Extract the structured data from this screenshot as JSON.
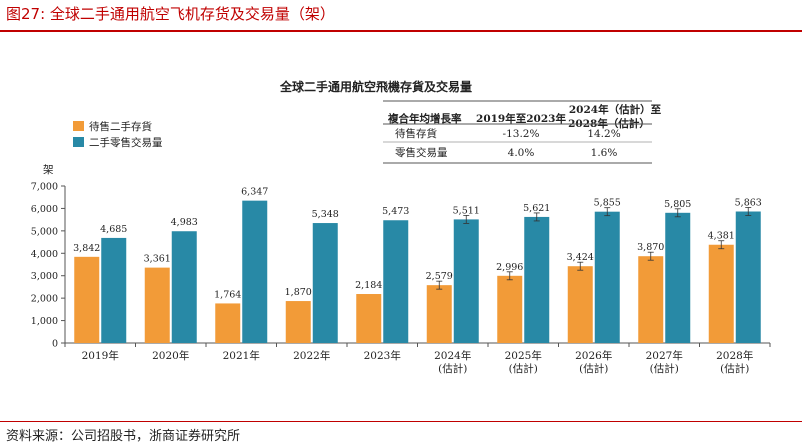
{
  "figure": {
    "title": "图27:   全球二手通用航空飞机存货及交易量（架）",
    "source": "资料来源：公司招股书，浙商证券研究所"
  },
  "colors": {
    "accent": "#c00000",
    "inventory": "#F29B38",
    "transactions": "#2889A6"
  },
  "chart_data": {
    "type": "bar",
    "title": "全球二手通用航空飛機存貨及交易量",
    "ylabel": "架",
    "xlabel": "",
    "ylim": [
      0,
      7000
    ],
    "yticks": [
      "0",
      "1,000",
      "2,000",
      "3,000",
      "4,000",
      "5,000",
      "6,000",
      "7,000"
    ],
    "grid": false,
    "legend_position": "top-left",
    "categories": [
      [
        "2019年"
      ],
      [
        "2020年"
      ],
      [
        "2021年"
      ],
      [
        "2022年"
      ],
      [
        "2023年"
      ],
      [
        "2024年",
        "(估計)"
      ],
      [
        "2025年",
        "(估計)"
      ],
      [
        "2026年",
        "(估計)"
      ],
      [
        "2027年",
        "(估計)"
      ],
      [
        "2028年",
        "(估計)"
      ]
    ],
    "series": [
      {
        "name": "待售二手存貨",
        "values": [
          3842,
          3361,
          1764,
          1870,
          2184,
          2579,
          2996,
          3424,
          3870,
          4381
        ],
        "labels": [
          "3,842",
          "3,361",
          "1,764",
          "1,870",
          "2,184",
          "2,579",
          "2,996",
          "3,424",
          "3,870",
          "4,381"
        ]
      },
      {
        "name": "二手零售交易量",
        "values": [
          4685,
          4983,
          6347,
          5348,
          5473,
          5511,
          5621,
          5855,
          5805,
          5863
        ],
        "labels": [
          "4,685",
          "4,983",
          "6,347",
          "5,348",
          "5,473",
          "5,511",
          "5,621",
          "5,855",
          "5,805",
          "5,863"
        ]
      }
    ],
    "error_bars_from_index": 5,
    "table": {
      "header": [
        "複合年均增長率",
        "2019年至2023年",
        "2024年（估計）至",
        "2028年（估計）"
      ],
      "rows": [
        [
          "待售存貨",
          "-13.2%",
          "14.2%"
        ],
        [
          "零售交易量",
          "4.0%",
          "1.6%"
        ]
      ]
    }
  }
}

- - - - - - -

Problem to work on :: Copy each line holding the word "title" from the listing above.

Task result ::
    "title": "图27:   全球二手通用航空飞机存货及交易量（架）",
    "title": "全球二手通用航空飛機存貨及交易量",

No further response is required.